→ **Request**
Copy out all of the data exactly as it appears.

▬▬▬

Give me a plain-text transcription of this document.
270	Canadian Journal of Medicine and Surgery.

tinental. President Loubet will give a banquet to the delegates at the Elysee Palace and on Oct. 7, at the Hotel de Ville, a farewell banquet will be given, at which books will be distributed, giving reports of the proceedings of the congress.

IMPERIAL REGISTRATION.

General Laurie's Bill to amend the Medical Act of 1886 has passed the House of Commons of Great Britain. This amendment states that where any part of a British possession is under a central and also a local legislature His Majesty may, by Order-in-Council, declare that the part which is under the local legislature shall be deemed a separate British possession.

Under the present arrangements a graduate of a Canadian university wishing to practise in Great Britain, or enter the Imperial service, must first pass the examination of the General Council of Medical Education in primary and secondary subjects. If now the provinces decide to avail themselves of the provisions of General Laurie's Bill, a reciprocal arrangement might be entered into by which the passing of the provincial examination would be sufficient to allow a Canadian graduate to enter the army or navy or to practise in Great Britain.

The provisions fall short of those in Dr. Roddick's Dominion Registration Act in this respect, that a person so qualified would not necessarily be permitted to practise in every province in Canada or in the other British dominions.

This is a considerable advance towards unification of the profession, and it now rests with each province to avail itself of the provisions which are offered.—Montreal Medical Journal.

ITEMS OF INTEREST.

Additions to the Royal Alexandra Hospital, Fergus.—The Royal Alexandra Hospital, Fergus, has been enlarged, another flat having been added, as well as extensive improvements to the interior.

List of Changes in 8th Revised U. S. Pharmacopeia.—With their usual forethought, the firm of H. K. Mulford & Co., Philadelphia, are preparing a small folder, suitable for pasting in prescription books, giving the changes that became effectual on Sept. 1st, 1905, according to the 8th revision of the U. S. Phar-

▬▬▬

→ **Finished answer**
Give me a plain-text transcription of this document.
270	Canadian Journal of Medicine and Surgery.

tinental. President Loubet will give a banquet to the delegates at the Elysee Palace and on Oct. 7, at the Hotel de Ville, a farewell banquet will be given, at which books will be distributed, giving reports of the proceedings of the congress.

IMPERIAL REGISTRATION.

General Laurie's Bill to amend the Medical Act of 1886 has passed the House of Commons of Great Britain. This amendment states that where any part of a British possession is under a central and also a local legislature His Majesty may, by Order-in-Council, declare that the part which is under the local legislature shall be deemed a separate British possession.

Under the present arrangements a graduate of a Canadian university wishing to practise in Great Britain, or enter the Imperial service, must first pass the examination of the General Council of Medical Education in primary and secondary subjects. If now the provinces decide to avail themselves of the provisions of General Laurie's Bill, a reciprocal arrangement might be entered into by which the passing of the provincial examination would be sufficient to allow a Canadian graduate to enter the army or navy or to practise in Great Britain.

The provisions fall short of those in Dr. Roddick's Dominion Registration Act in this respect, that a person so qualified would not necessarily be permitted to practise in every province in Canada or in the other British dominions.

This is a considerable advance towards unification of the profession, and it now rests with each province to avail itself of the provisions which are offered.—Montreal Medical Journal.

ITEMS OF INTEREST.

Additions to the Royal Alexandra Hospital, Fergus.—The Royal Alexandra Hospital, Fergus, has been enlarged, another flat having been added, as well as extensive improvements to the interior.

List of Changes in 8th Revised U. S. Pharmacopeia.—With their usual forethought, the firm of H. K. Mulford & Co., Philadelphia, are preparing a small folder, suitable for pasting in prescription books, giving the changes that became effectual on Sept. 1st, 1905, according to the 8th revision of the U. S. Phar-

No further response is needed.